Stated exercise: Show only lines that include "nuclei".

Given data:
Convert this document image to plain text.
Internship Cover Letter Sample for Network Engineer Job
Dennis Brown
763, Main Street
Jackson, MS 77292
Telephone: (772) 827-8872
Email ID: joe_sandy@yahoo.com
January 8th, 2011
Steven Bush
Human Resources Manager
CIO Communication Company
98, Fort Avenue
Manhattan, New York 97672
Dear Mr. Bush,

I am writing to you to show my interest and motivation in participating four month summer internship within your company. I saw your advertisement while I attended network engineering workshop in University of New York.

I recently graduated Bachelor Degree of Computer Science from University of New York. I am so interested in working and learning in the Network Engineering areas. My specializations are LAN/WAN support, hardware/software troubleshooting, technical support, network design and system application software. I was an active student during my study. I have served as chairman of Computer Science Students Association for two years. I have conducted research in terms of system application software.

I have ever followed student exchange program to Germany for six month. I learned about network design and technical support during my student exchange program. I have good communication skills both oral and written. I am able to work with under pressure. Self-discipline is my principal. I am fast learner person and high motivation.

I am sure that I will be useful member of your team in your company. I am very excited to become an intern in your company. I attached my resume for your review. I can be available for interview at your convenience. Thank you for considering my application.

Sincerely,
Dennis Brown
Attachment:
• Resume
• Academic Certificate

==

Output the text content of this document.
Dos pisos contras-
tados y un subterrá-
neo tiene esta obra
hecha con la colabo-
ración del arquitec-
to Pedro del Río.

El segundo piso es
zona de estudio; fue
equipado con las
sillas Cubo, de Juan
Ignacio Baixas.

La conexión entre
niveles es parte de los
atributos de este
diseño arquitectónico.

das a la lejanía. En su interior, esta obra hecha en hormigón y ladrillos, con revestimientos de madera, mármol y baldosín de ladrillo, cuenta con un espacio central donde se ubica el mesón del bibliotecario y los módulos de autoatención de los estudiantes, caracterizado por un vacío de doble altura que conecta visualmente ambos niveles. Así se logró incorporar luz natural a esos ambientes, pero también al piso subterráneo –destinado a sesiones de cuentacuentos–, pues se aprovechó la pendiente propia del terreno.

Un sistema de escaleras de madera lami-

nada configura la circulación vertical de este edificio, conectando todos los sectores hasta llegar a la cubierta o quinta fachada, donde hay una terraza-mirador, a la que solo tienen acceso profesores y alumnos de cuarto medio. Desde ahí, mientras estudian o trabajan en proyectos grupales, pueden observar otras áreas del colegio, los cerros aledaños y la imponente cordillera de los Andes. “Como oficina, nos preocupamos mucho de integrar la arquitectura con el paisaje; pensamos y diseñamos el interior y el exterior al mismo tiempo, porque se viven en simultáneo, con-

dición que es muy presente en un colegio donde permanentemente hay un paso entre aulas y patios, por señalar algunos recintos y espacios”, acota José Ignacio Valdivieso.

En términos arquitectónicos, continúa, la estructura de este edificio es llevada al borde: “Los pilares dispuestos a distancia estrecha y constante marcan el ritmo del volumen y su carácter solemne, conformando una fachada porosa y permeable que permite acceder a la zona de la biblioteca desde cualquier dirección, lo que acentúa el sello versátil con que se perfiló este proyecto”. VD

--

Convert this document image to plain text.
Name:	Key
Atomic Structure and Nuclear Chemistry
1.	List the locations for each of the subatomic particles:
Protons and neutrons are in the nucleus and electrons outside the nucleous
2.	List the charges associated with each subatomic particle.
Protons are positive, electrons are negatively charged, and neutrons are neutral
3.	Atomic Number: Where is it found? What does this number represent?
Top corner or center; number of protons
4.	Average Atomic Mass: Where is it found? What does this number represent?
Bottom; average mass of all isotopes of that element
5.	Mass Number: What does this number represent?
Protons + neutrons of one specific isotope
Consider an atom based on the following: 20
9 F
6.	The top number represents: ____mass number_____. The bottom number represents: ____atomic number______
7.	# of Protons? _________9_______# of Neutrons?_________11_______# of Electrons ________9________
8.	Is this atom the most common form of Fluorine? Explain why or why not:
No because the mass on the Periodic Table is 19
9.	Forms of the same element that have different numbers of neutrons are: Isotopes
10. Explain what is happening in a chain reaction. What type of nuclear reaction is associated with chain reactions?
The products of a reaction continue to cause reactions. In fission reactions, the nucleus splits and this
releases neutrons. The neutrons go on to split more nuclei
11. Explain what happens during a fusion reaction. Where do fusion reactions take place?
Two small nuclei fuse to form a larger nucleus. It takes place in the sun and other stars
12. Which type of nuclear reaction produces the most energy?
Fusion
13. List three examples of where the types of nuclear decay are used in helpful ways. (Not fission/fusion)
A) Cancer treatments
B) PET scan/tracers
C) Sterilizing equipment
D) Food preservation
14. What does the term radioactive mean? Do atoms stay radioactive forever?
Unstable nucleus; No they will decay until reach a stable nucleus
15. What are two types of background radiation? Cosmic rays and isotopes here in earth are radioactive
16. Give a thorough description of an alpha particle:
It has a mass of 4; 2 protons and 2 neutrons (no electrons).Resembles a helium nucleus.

Task response:
releases neutrons. The neutrons go on to split more nuclei
Two small nuclei fuse to form a larger nucleus. It takes place in the sun and other stars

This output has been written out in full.